**Stored records:**

## begin

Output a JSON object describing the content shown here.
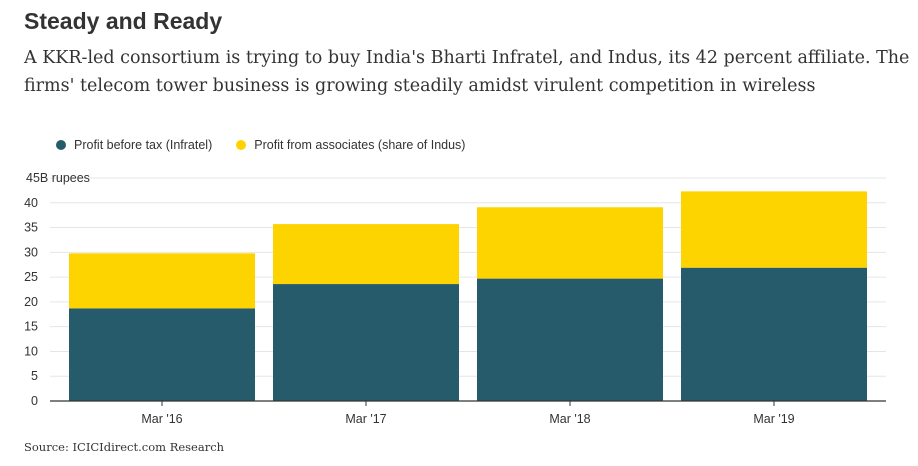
{
  "title": "Steady and Ready",
  "subtitle": "A KKR-led consortium is trying to buy India's Bharti Infratel, and Indus, its 42 percent affiliate. The firms' telecom tower business is growing steadily amidst virulent competition in wireless",
  "source": "Source: ICICIdirect.com Research",
  "colors": {
    "infratel": "#265b6c",
    "indus": "#fdd400",
    "grid": "#e6e6e6",
    "axis": "#333333"
  },
  "chart_data": {
    "type": "bar",
    "stacked": true,
    "categories": [
      "Mar '16",
      "Mar '17",
      "Mar '18",
      "Mar '19"
    ],
    "series": [
      {
        "name": "Profit before tax (Infratel)",
        "values": [
          18.7,
          23.6,
          24.7,
          26.9
        ]
      },
      {
        "name": "Profit from associates (share of Indus)",
        "values": [
          11.1,
          12.1,
          14.4,
          15.4
        ]
      }
    ],
    "ylim": [
      0,
      45
    ],
    "yticks": [
      0,
      5,
      10,
      15,
      20,
      25,
      30,
      35,
      40,
      45
    ],
    "ytick_labels": [
      "0",
      "5",
      "10",
      "15",
      "20",
      "25",
      "30",
      "35",
      "40",
      "45B rupees"
    ],
    "legend_position": "top-left"
  }
}
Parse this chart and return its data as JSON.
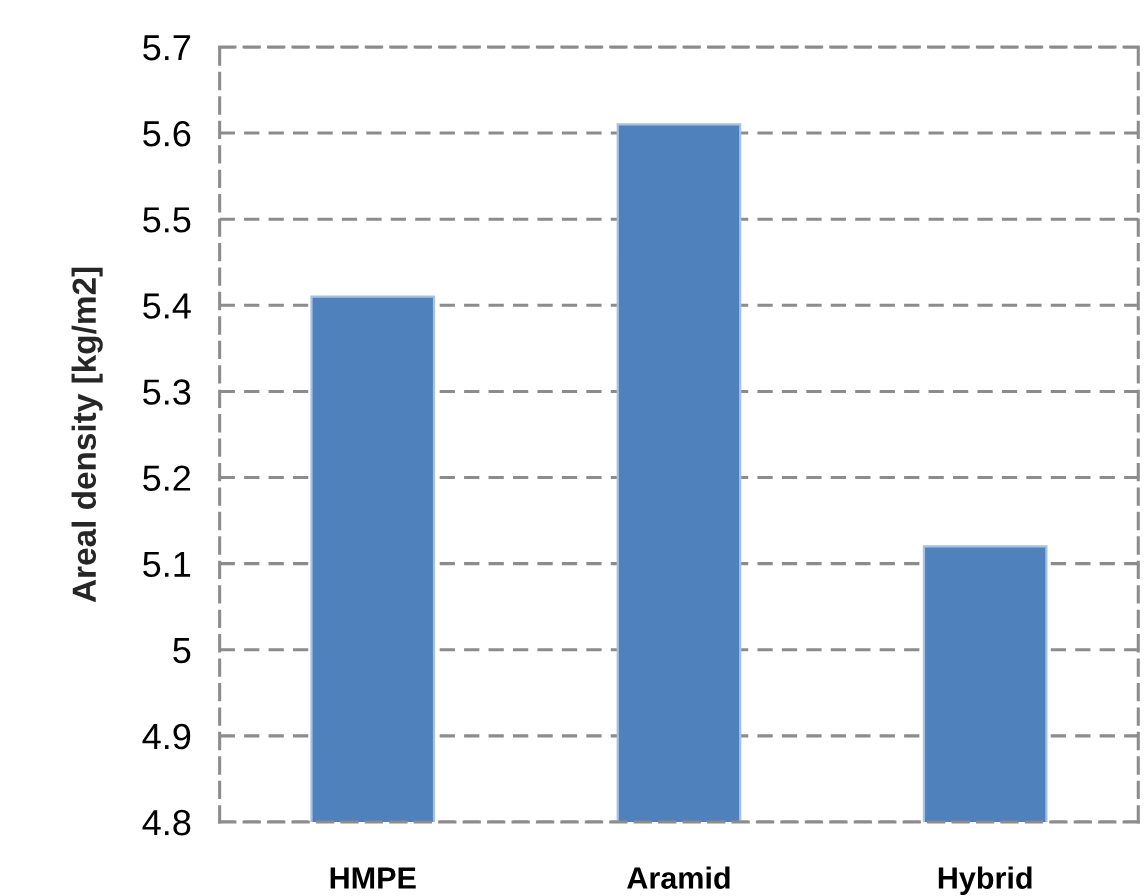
{
  "chart_data": {
    "type": "bar",
    "ylabel": "Areal density [kg/m2]",
    "categories": [
      "HMPE",
      "Aramid",
      "Hybrid"
    ],
    "values": [
      5.41,
      5.61,
      5.12
    ],
    "color": "#4f81bd",
    "ylim": [
      4.8,
      5.7
    ],
    "yticks": [
      4.8,
      4.9,
      5,
      5.1,
      5.2,
      5.3,
      5.4,
      5.5,
      5.6,
      5.7
    ],
    "grid": "y"
  }
}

## end

**Written problem:** Copy the records above exactly, leaving out every picture.

**Written solution:**
Output a JSON object describing the content shown here.
{
  "title": "Steady and Ready",
  "subtitle": "A KKR-led consortium is trying to buy India's Bharti Infratel, and Indus, its 42 percent affiliate. The firms' telecom tower business is growing steadily amidst virulent competition in wireless",
  "source": "Source: ICICIdirect.com Research",
  "colors": {
    "infratel": "#265b6c",
    "indus": "#fdd400",
    "grid": "#e6e6e6",
    "axis": "#333333"
  },
  "chart_data": {
    "type": "bar",
    "stacked": true,
    "categories": [
      "Mar '16",
      "Mar '17",
      "Mar '18",
      "Mar '19"
    ],
    "series": [
      {
        "name": "Profit before tax (Infratel)",
        "values": [
          18.7,
          23.6,
          24.7,
          26.9
        ]
      },
      {
        "name": "Profit from associates (share of Indus)",
        "values": [
          11.1,
          12.1,
          14.4,
          15.4
        ]
      }
    ],
    "ylim": [
      0,
      45
    ],
    "yticks": [
      0,
      5,
      10,
      15,
      20,
      25,
      30,
      35,
      40,
      45
    ],
    "ytick_labels": [
      "0",
      "5",
      "10",
      "15",
      "20",
      "25",
      "30",
      "35",
      "40",
      "45B rupees"
    ],
    "legend_position": "top-left"
  }
}
Parse this chart and return its data as JSON.
{
  "chart_data": {
    "type": "bar",
    "ylabel": "Areal density [kg/m2]",
    "categories": [
      "HMPE",
      "Aramid",
      "Hybrid"
    ],
    "values": [
      5.41,
      5.61,
      5.12
    ],
    "color": "#4f81bd",
    "ylim": [
      4.8,
      5.7
    ],
    "yticks": [
      4.8,
      4.9,
      5,
      5.1,
      5.2,
      5.3,
      5.4,
      5.5,
      5.6,
      5.7
    ],
    "grid": "y"
  }
}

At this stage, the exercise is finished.